Exercise directions: Could you recast the lines below as a JSON list of strings, one string per line, with blank lines left out and the pictures left out of the answer?

Extracted records:
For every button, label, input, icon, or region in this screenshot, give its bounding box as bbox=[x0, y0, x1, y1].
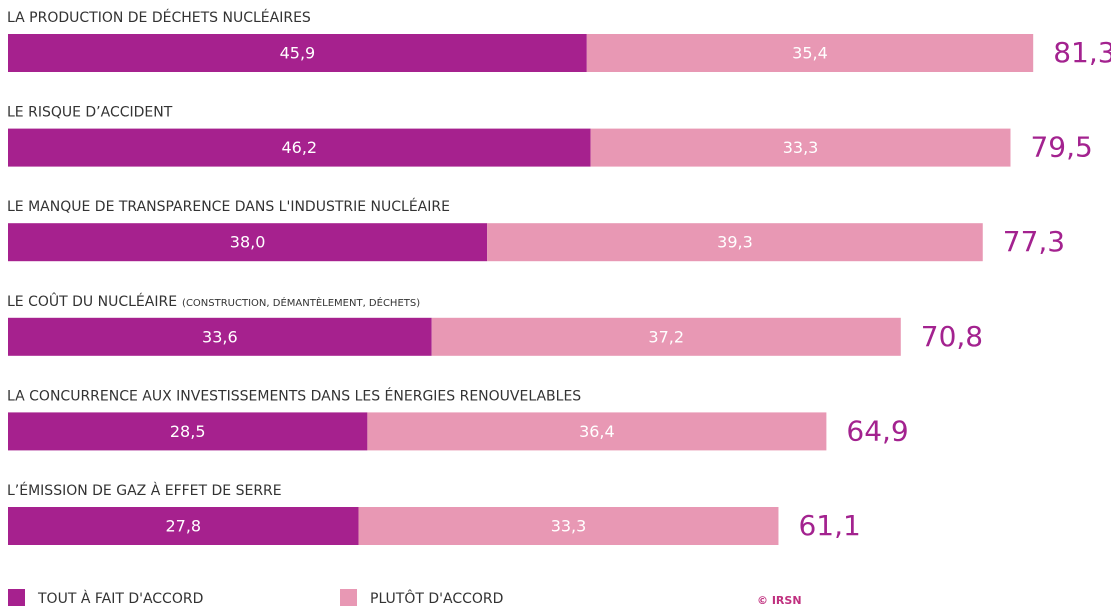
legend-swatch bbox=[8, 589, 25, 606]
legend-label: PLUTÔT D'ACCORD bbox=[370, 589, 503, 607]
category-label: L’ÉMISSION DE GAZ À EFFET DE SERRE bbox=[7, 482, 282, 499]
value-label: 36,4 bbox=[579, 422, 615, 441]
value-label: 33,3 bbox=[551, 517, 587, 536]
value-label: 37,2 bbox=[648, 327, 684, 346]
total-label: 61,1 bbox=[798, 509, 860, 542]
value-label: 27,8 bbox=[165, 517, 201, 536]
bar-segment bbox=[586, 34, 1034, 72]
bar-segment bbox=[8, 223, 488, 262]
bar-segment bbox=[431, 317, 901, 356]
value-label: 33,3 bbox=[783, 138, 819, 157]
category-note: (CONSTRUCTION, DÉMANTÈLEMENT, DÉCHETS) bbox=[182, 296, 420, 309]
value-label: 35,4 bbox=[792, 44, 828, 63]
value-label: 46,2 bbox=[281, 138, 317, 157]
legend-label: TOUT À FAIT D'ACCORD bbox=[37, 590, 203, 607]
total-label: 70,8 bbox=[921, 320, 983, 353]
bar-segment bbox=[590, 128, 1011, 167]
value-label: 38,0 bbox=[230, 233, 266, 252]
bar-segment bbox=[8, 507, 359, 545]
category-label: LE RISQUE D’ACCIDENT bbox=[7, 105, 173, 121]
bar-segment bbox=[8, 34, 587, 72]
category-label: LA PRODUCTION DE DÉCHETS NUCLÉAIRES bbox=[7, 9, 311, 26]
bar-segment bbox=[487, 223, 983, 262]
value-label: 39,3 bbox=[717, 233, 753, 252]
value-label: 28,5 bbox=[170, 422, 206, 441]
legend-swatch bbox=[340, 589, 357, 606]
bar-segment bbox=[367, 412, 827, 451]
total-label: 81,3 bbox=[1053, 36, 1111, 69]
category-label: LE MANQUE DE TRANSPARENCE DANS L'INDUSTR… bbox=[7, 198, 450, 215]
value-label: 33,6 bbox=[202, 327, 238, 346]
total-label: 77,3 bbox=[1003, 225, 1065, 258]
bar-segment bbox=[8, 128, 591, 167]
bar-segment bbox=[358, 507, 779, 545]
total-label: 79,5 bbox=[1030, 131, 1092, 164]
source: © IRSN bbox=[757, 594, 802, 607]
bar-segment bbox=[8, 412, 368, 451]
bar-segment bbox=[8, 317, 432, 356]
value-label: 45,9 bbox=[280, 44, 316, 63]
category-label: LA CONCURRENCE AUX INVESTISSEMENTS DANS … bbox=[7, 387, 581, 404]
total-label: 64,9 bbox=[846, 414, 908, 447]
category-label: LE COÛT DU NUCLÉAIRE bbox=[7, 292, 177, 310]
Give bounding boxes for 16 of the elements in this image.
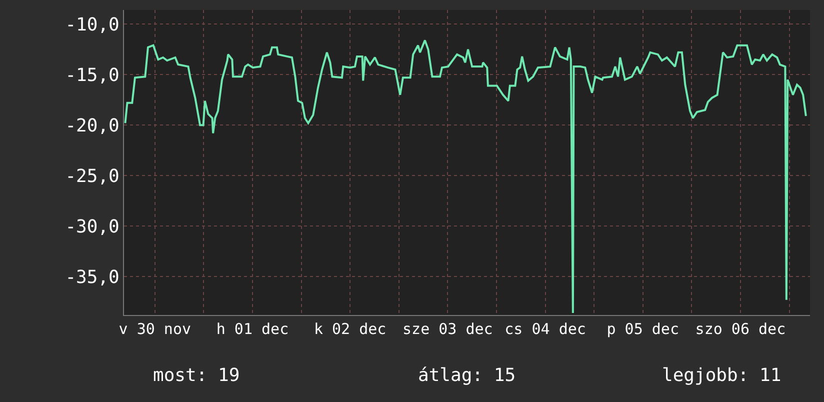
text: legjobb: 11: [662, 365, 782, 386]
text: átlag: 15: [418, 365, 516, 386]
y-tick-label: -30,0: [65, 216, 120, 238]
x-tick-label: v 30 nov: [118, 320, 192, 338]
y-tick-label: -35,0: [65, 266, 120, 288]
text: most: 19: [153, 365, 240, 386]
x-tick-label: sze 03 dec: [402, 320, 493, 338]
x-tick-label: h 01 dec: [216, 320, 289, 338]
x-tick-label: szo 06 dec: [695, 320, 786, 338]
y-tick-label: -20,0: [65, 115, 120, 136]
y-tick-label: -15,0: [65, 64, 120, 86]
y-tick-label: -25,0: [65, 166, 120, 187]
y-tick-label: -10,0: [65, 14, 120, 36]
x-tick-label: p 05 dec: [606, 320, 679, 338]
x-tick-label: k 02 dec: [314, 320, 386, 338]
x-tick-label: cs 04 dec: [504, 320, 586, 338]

Task answer:
[
  "For every button, label, input, icon, or region in this screenshot, give its bounding box as bbox=[x0, y0, x1, y1].",
  "legend-swatch bbox=[8, 589, 25, 606]",
  "legend-label: PLUTÔT D'ACCORD bbox=[370, 589, 503, 607]",
  "category-label: L’ÉMISSION DE GAZ À EFFET DE SERRE bbox=[7, 482, 282, 499]",
  "value-label: 36,4 bbox=[579, 422, 615, 441]",
  "value-label: 33,3 bbox=[551, 517, 587, 536]",
  "value-label: 37,2 bbox=[648, 327, 684, 346]",
  "total-label: 61,1 bbox=[798, 509, 860, 542]",
  "value-label: 27,8 bbox=[165, 517, 201, 536]",
  "bar-segment bbox=[586, 34, 1034, 72]",
  "bar-segment bbox=[8, 223, 488, 262]",
  "bar-segment bbox=[431, 317, 901, 356]",
  "value-label: 33,3 bbox=[783, 138, 819, 157]",
  "category-note: (CONSTRUCTION, DÉMANTÈLEMENT, DÉCHETS) bbox=[182, 296, 420, 309]",
  "value-label: 35,4 bbox=[792, 44, 828, 63]",
  "value-label: 46,2 bbox=[281, 138, 317, 157]",
  "legend-label: TOUT À FAIT D'ACCORD bbox=[37, 590, 203, 607]",
  "total-label: 70,8 bbox=[921, 320, 983, 353]",
  "bar-segment bbox=[590, 128, 1011, 167]",
  "value-label: 38,0 bbox=[230, 233, 266, 252]",
  "bar-segment bbox=[8, 507, 359, 545]",
  "category-label: LE RISQUE D’ACCIDENT bbox=[7, 105, 173, 121]",
  "bar-segment bbox=[8, 34, 587, 72]",
  "category-label: LA PRODUCTION DE DÉCHETS NUCLÉAIRES bbox=[7, 9, 311, 26]",
  "bar-segment bbox=[487, 223, 983, 262]",
  "value-label: 39,3 bbox=[717, 233, 753, 252]",
  "value-label: 28,5 bbox=[170, 422, 206, 441]",
  "legend-swatch bbox=[340, 589, 357, 606]",
  "bar-segment bbox=[367, 412, 827, 451]",
  "total-label: 81,3 bbox=[1053, 36, 1111, 69]",
  "category-label: LE MANQUE DE TRANSPARENCE DANS L'INDUSTR… bbox=[7, 198, 450, 215]",
  "value-label: 33,6 bbox=[202, 327, 238, 346]",
  "total-label: 77,3 bbox=[1003, 225, 1065, 258]",
  "bar-segment bbox=[8, 128, 591, 167]",
  "bar-segment bbox=[358, 507, 779, 545]",
  "total-label: 79,5 bbox=[1030, 131, 1092, 164]",
  "source: © IRSN bbox=[757, 594, 802, 607]",
  "bar-segment bbox=[8, 412, 368, 451]",
  "bar-segment bbox=[8, 317, 432, 356]",
  "value-label: 45,9 bbox=[280, 44, 316, 63]",
  "category-label: LA CONCURRENCE AUX INVESTISSEMENTS DANS … bbox=[7, 387, 581, 404]",
  "total-label: 64,9 bbox=[846, 414, 908, 447]",
  "category-label: LE COÛT DU NUCLÉAIRE bbox=[7, 292, 177, 310]",
  "Give bounding boxes for 16 of the elements in this image.",
  "text: legjobb: 11: [662, 365, 782, 386]",
  "text: átlag: 15: [418, 365, 516, 386]",
  "y-tick-label: -30,0: [65, 216, 120, 238]",
  "x-tick-label: v 30 nov: [118, 320, 192, 338]",
  "y-tick-label: -35,0: [65, 266, 120, 288]",
  "text: most: 19: [153, 365, 240, 386]",
  "x-tick-label: sze 03 dec: [402, 320, 493, 338]",
  "x-tick-label: h 01 dec: [216, 320, 289, 338]",
  "x-tick-label: szo 06 dec: [695, 320, 786, 338]",
  "y-tick-label: -20,0: [65, 115, 120, 136]",
  "y-tick-label: -15,0: [65, 64, 120, 86]",
  "y-tick-label: -25,0: [65, 166, 120, 187]",
  "y-tick-label: -10,0: [65, 14, 120, 36]",
  "x-tick-label: p 05 dec: [606, 320, 679, 338]",
  "x-tick-label: k 02 dec: [314, 320, 386, 338]",
  "x-tick-label: cs 04 dec: [504, 320, 586, 338]"
]